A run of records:
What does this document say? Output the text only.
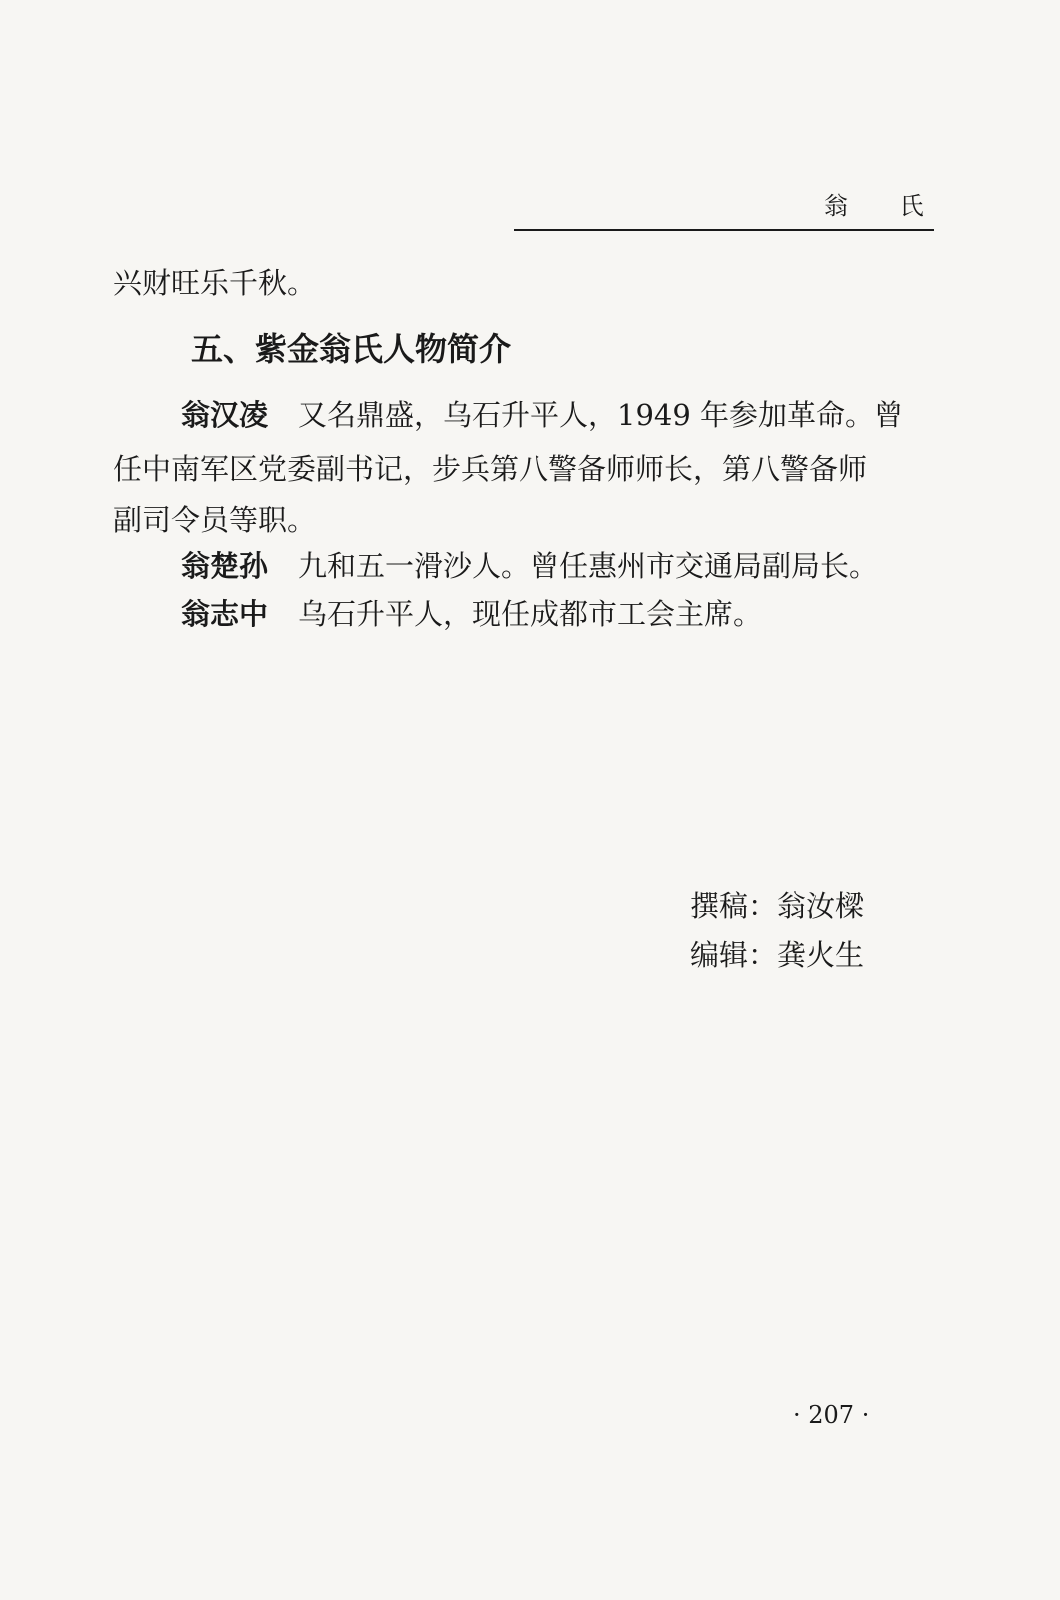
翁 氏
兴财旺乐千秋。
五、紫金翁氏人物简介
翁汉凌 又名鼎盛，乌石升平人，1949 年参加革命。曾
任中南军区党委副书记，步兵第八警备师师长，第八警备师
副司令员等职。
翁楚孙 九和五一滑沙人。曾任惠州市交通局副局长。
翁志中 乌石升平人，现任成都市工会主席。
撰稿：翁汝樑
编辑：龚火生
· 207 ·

__Required work__.
Extract all lines of the records above that include "乌石升平人".

__Task result__.
翁汉凌 又名鼎盛，乌石升平人，1949 年参加革命。曾
翁志中 乌石升平人，现任成都市工会主席。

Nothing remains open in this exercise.